◆ GOAL
All the data must come back unchanged, except that pictures are left out.

◆ DATA SHOWN
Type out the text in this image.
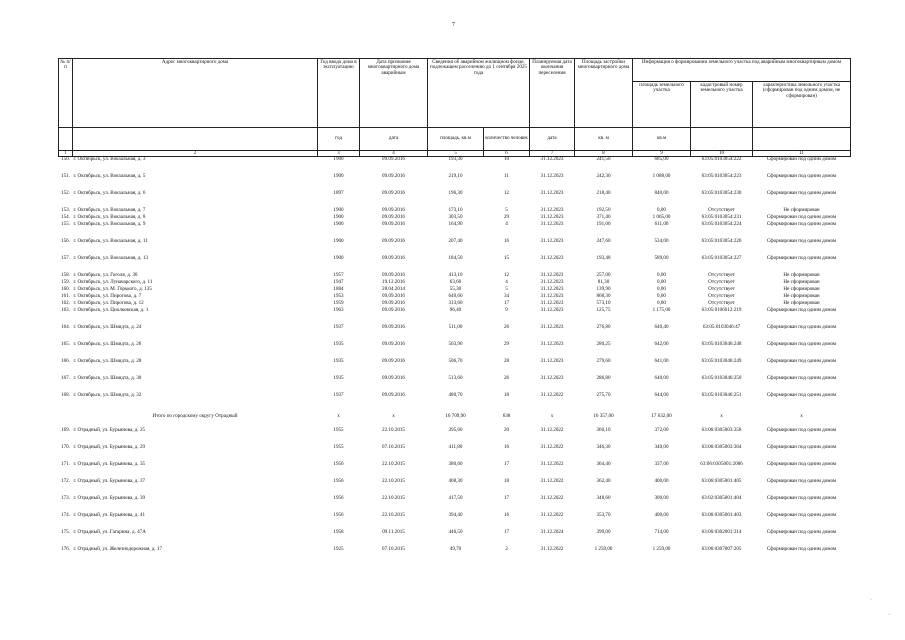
7
№ п/п	Адрес многоквартирного дома	Год ввода дома в эксплуатацию	Дата признания многоквартирного дома аварийным	Сведения об аварийном жилищном фонде, подлежащем расселению до 1 сентября 2025 года		Планируемая дата окончания переселения	Площадь застройки многоквартирного дома	Информация о формировании земельного участка под аварийным многоквартирным домом		
								площадь земельного участка	кадастровый номер земельного участка	характеристика земельного участка (сформирован под одним домом, не сформирован)
		год	дата	площадь, кв.м	количество человек	дата	кв. м	кв.м		
1	2	3	4	5	6	7	8	9	10	11
150.	г. Октябрьск, ул. Вокзальная, д. 3	1900	09.09.2016	193,30	10	31.12.2023	241,50	685,00	63:05:0103054:222	Сформирован под одним домом
151.	г. Октябрьск, ул. Вокзальная, д. 5	1900	09.09.2016	219,10	11	31.12.2023	242,30	1 088,00	63:05:0103054:223	Сформирован под одним домом
152.	г. Октябрьск, ул. Вокзальная, д. 6	1897	09.09.2016	196,30	12	31.12.2023	218,40	840,00	63:05:0103054:230	Сформирован под одним домом
153.	г. Октябрьск, ул. Вокзальная, д. 7	1900	09.09.2016	173,10	5	31.12.2023	192,50	0,00	Отсутствует	Не сформирован
154.	г. Октябрьск, ул. Вокзальная, д. 8	1900	09.09.2016	303,50	29	31.12.2023	371,40	1 065,00	63:05:0103054:231	Сформирован под одним домом
155.	г. Октябрьск, ул. Вокзальная, д. 9	1900	09.09.2016	164,90	4	31.12.2023	191,00	611,00	63:05:0103054:224	Сформирован под одним домом
156.	г. Октябрьск, ул. Вокзальная, д. 11	1900	09.09.2016	207,40	16	31.12.2023	247,60	534,00	63:05:0103054:226	Сформирован под одним домом
157.	г. Октябрьск, ул. Вокзальная, д. 13	1900	09.09.2016	184,50	15	31.12.2023	193,48	589,00	63:05:0103054:227	Сформирован под одним домом
158.	г. Октябрьск, ул. Гоголя, д. 30	1957	09.09.2016	413,10	12	31.12.2023	257,00	0,00	Отсутствует	Не сформирован
159.	г. Октябрьск, ул. Луначарского, д. 11	1947	19.12.2016	63,60	4	31.12.2023	81,30	0,00	Отсутствует	Не сформирован
160.	г. Октябрьск, ул. М. Горького, д. 135	1884	28.04.2014	55,30	5	31.12.2023	139,90	0,00	Отсутствует	Не сформирован
161.	г. Октябрьск, ул. Пирогова, д. 7	1953	09.09.2016	640,60	34	31.12.2023	868,30	0,00	Отсутствует	Не сформирован
162.	г. Октябрьск, ул. Пирогова, д. 12	1959	09.09.2016	313,60	17	31.12.2023	573,10	0,00	Отсутствует	Не сформирован
163.	г. Октябрьск, ул. Циолковская, д. 1	1963	09.09.2016	96,40	9	31.12.2023	125,75	1 175,00	63:05:0106012:219	Сформирован под одним домом
164.	г. Октябрьск, ул. Шмидта, д. 24	1937	09.09.2016	511,00	26	31.12.2023	276,80	640,40	63:05:0103046:47	Сформирован под одним домом
165.	г. Октябрьск, ул. Шмидта, д. 26	1935	09.09.2016	503,90	29	31.12.2023	280,25	642,00	63:05:0103046:248	Сформирован под одним домом
166.	г. Октябрьск, ул. Шмидта, д. 28	1935	09.09.2016	506,70	28	31.12.2023	279,60	641,00	63:05:0103046:249	Сформирован под одним домом
167.	г. Октябрьск, ул. Шмидта, д. 30	1935	09.09.2016	513,60	26	31.12.2023	286,80	640,00	63:05:0103046:250	Сформирован под одним домом
168.	г. Октябрьск, ул. Шмидта, д. 32	1937	09.09.2016	480,70	18	31.12.2022	275,70	644,00	63:05:0103046:251	Сформирован под одним домом
	Итого по городскому округу Отрадный	x	x	16 709,90	638	x	16 357,00	17 632,00	x	x
169.	г. Отрадный, ул. Бурьяновa, д. 25	1955	22.10.2015	395,60	20	31.12.2022	360,10	372,00	63:06:0305003:358	Сформирован под одним домом
170.	г. Отрадный, ул. Бурьяновa, д. 29	1955	07.10.2015	411,80	16	31.12.2022	346,30	340,00	63:06:0305003:364	Сформирован под одним домом
171.	г. Отрадный, ул. Бурьяновa, д. 35	1956	22.10.2015	380,60	17	31.12.2022	364,40	337,00	63:06:0305001:2086	Сформирован под одним домом
172.	г. Отрадный, ул. Бурьяновa, д. 37	1956	22.10.2015	408,30	18	31.12.2022	362,40	400,00	63:06:0305001:405	Сформирован под одним домом
173.	г. Отрадный, ул. Бурьяновa, д. 39	1956	22.10.2015	417,50	17	31.12.2022	348,60	300,00	63:02:0305001:404	Сформирован под одним домом
174.	г. Отрадный, ул. Бурьяновa, д. 41	1956	22.10.2015	394,40	16	31.12.2022	353,70	400,00	63:06:0305001:403	Сформирован под одним домом
175.	г. Отрадный, ул. Гагарина, д. 47А	1958	09.11.2015	446,50	17	31.12.2024	399,00	714,00	63:06:0302001:314	Сформирован под одним домом
176.	г. Отрадный, ул. Железнодорожная, д. 17	1925	07.10.2015	49,70	2	31.12.2022	1 259,00	1 259,00	63:06:0307007:205	Сформирован под одним домом
·
·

◆ COMPLETE RESPONSE
Type out the text in this image.
7
№ п/п	Адрес многоквартирного дома	Год ввода дома в эксплуатацию	Дата признания многоквартирного дома аварийным	Сведения об аварийном жилищном фонде, подлежащем расселению до 1 сентября 2025 года		Планируемая дата окончания переселения	Площадь застройки многоквартирного дома	Информация о формировании земельного участка под аварийным многоквартирным домом		
								площадь земельного участка	кадастровый номер земельного участка	характеристика земельного участка (сформирован под одним домом, не сформирован)
		год	дата	площадь, кв.м	количество человек	дата	кв. м	кв.м		
1	2	3	4	5	6	7	8	9	10	11
150.	г. Октябрьск, ул. Вокзальная, д. 3	1900	09.09.2016	193,30	10	31.12.2023	241,50	685,00	63:05:0103054:222	Сформирован под одним домом
151.	г. Октябрьск, ул. Вокзальная, д. 5	1900	09.09.2016	219,10	11	31.12.2023	242,30	1 088,00	63:05:0103054:223	Сформирован под одним домом
152.	г. Октябрьск, ул. Вокзальная, д. 6	1897	09.09.2016	196,30	12	31.12.2023	218,40	840,00	63:05:0103054:230	Сформирован под одним домом
153.	г. Октябрьск, ул. Вокзальная, д. 7	1900	09.09.2016	173,10	5	31.12.2023	192,50	0,00	Отсутствует	Не сформирован
154.	г. Октябрьск, ул. Вокзальная, д. 8	1900	09.09.2016	303,50	29	31.12.2023	371,40	1 065,00	63:05:0103054:231	Сформирован под одним домом
155.	г. Октябрьск, ул. Вокзальная, д. 9	1900	09.09.2016	164,90	4	31.12.2023	191,00	611,00	63:05:0103054:224	Сформирован под одним домом
156.	г. Октябрьск, ул. Вокзальная, д. 11	1900	09.09.2016	207,40	16	31.12.2023	247,60	534,00	63:05:0103054:226	Сформирован под одним домом
157.	г. Октябрьск, ул. Вокзальная, д. 13	1900	09.09.2016	184,50	15	31.12.2023	193,48	589,00	63:05:0103054:227	Сформирован под одним домом
158.	г. Октябрьск, ул. Гоголя, д. 30	1957	09.09.2016	413,10	12	31.12.2023	257,00	0,00	Отсутствует	Не сформирован
159.	г. Октябрьск, ул. Луначарского, д. 11	1947	19.12.2016	63,60	4	31.12.2023	81,30	0,00	Отсутствует	Не сформирован
160.	г. Октябрьск, ул. М. Горького, д. 135	1884	28.04.2014	55,30	5	31.12.2023	139,90	0,00	Отсутствует	Не сформирован
161.	г. Октябрьск, ул. Пирогова, д. 7	1953	09.09.2016	640,60	34	31.12.2023	868,30	0,00	Отсутствует	Не сформирован
162.	г. Октябрьск, ул. Пирогова, д. 12	1959	09.09.2016	313,60	17	31.12.2023	573,10	0,00	Отсутствует	Не сформирован
163.	г. Октябрьск, ул. Циолковская, д. 1	1963	09.09.2016	96,40	9	31.12.2023	125,75	1 175,00	63:05:0106012:219	Сформирован под одним домом
164.	г. Октябрьск, ул. Шмидта, д. 24	1937	09.09.2016	511,00	26	31.12.2023	276,80	640,40	63:05:0103046:47	Сформирован под одним домом
165.	г. Октябрьск, ул. Шмидта, д. 26	1935	09.09.2016	503,90	29	31.12.2023	280,25	642,00	63:05:0103046:248	Сформирован под одним домом
166.	г. Октябрьск, ул. Шмидта, д. 28	1935	09.09.2016	506,70	28	31.12.2023	279,60	641,00	63:05:0103046:249	Сформирован под одним домом
167.	г. Октябрьск, ул. Шмидта, д. 30	1935	09.09.2016	513,60	26	31.12.2023	286,80	640,00	63:05:0103046:250	Сформирован под одним домом
168.	г. Октябрьск, ул. Шмидта, д. 32	1937	09.09.2016	480,70	18	31.12.2022	275,70	644,00	63:05:0103046:251	Сформирован под одним домом
	Итого по городскому округу Отрадный	x	x	16 709,90	638	x	16 357,00	17 632,00	x	x
169.	г. Отрадный, ул. Бурьяновa, д. 25	1955	22.10.2015	395,60	20	31.12.2022	360,10	372,00	63:06:0305003:358	Сформирован под одним домом
170.	г. Отрадный, ул. Бурьяновa, д. 29	1955	07.10.2015	411,80	16	31.12.2022	346,30	340,00	63:06:0305003:364	Сформирован под одним домом
171.	г. Отрадный, ул. Бурьяновa, д. 35	1956	22.10.2015	380,60	17	31.12.2022	364,40	337,00	63:06:0305001:2086	Сформирован под одним домом
172.	г. Отрадный, ул. Бурьяновa, д. 37	1956	22.10.2015	408,30	18	31.12.2022	362,40	400,00	63:06:0305001:405	Сформирован под одним домом
173.	г. Отрадный, ул. Бурьяновa, д. 39	1956	22.10.2015	417,50	17	31.12.2022	348,60	300,00	63:02:0305001:404	Сформирован под одним домом
174.	г. Отрадный, ул. Бурьяновa, д. 41	1956	22.10.2015	394,40	16	31.12.2022	353,70	400,00	63:06:0305001:403	Сформирован под одним домом
175.	г. Отрадный, ул. Гагарина, д. 47А	1958	09.11.2015	446,50	17	31.12.2024	399,00	714,00	63:06:0302001:314	Сформирован под одним домом
176.	г. Отрадный, ул. Железнодорожная, д. 17	1925	07.10.2015	49,70	2	31.12.2022	1 259,00	1 259,00	63:06:0307007:205	Сформирован под одним домом
·
·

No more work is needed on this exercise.